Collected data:
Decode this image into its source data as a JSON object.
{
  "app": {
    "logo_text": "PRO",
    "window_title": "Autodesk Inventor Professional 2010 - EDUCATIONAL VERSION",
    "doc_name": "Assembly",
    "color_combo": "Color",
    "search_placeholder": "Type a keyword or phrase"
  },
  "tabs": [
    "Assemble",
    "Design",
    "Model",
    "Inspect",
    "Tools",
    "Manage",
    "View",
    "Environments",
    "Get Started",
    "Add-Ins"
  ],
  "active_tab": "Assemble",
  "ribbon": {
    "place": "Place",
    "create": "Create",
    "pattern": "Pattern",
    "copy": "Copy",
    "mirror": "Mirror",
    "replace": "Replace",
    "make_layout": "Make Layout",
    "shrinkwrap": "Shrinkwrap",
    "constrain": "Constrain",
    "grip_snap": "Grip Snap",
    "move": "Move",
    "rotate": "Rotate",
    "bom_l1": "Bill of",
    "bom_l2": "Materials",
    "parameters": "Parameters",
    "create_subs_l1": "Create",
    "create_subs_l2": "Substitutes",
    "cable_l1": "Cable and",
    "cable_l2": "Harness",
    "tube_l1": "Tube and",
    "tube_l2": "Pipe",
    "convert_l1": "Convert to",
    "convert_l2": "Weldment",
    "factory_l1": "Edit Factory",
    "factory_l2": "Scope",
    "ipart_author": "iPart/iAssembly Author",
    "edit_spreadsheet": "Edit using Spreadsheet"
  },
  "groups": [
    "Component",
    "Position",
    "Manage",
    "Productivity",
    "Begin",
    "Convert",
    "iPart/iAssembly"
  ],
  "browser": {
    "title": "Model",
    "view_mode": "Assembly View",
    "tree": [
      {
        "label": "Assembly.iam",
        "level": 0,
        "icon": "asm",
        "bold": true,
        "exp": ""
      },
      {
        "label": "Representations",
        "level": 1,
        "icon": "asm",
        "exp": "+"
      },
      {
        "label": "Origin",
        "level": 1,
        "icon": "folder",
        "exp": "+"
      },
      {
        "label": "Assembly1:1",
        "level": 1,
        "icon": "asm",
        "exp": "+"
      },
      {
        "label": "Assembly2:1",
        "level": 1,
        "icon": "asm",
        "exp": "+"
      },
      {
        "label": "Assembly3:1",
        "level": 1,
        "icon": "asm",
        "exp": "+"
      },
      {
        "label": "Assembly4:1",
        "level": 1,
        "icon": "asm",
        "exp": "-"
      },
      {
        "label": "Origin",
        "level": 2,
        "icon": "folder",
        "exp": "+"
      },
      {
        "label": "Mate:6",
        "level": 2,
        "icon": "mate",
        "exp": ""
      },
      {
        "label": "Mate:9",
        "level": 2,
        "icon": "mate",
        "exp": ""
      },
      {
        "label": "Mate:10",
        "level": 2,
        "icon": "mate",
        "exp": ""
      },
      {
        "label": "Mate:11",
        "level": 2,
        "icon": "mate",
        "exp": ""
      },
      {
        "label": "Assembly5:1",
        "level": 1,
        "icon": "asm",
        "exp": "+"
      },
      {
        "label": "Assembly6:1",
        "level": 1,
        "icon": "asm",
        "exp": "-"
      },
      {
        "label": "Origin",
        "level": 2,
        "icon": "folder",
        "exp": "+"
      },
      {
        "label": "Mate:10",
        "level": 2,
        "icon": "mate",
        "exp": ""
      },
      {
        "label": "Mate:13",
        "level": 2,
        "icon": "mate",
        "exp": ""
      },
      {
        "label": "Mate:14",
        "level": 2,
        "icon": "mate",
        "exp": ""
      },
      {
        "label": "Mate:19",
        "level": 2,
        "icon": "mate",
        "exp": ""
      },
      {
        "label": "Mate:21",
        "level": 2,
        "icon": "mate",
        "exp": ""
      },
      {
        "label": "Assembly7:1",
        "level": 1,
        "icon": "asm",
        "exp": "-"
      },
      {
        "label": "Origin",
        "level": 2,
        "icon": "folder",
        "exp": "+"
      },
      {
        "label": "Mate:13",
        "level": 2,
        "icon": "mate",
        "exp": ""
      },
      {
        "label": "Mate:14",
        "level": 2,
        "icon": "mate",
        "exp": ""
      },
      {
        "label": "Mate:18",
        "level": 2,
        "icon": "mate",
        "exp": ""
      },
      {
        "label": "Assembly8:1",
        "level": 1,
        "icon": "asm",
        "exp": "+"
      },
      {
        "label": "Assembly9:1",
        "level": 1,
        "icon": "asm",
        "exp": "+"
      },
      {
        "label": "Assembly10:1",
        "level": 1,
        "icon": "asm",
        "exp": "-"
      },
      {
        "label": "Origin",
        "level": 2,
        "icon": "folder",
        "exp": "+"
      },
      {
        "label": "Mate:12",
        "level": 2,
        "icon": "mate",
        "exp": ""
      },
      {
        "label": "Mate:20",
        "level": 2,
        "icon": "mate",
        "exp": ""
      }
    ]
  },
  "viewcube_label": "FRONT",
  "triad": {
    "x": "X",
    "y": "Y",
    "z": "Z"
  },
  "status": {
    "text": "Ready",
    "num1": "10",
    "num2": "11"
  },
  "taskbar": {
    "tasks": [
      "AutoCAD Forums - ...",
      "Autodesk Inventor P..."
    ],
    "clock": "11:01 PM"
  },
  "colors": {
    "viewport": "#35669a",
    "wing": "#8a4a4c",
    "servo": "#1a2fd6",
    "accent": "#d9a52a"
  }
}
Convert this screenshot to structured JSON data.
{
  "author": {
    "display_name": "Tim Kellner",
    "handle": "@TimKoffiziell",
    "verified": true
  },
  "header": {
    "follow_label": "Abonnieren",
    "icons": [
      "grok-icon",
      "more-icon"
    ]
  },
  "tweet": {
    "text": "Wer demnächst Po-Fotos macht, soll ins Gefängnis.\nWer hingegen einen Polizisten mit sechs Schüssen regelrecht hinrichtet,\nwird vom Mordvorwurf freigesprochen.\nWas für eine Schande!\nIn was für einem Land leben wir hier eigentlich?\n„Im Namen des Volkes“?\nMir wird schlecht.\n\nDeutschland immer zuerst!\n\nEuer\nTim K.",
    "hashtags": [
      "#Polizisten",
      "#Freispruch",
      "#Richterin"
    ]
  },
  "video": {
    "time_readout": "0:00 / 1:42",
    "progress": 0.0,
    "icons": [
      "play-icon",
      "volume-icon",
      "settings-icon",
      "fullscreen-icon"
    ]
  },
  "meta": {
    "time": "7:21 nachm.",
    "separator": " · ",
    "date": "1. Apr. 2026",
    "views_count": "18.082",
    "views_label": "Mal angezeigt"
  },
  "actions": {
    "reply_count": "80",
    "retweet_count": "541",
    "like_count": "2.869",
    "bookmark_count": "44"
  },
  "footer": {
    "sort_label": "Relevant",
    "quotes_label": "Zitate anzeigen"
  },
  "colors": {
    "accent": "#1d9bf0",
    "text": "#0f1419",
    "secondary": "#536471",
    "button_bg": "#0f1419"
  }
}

» Directive: Extract every line containing the string "JSON" from the material.

» Full solution:
Decode this image into its source data as a JSON object.
Convert this screenshot to structured JSON data.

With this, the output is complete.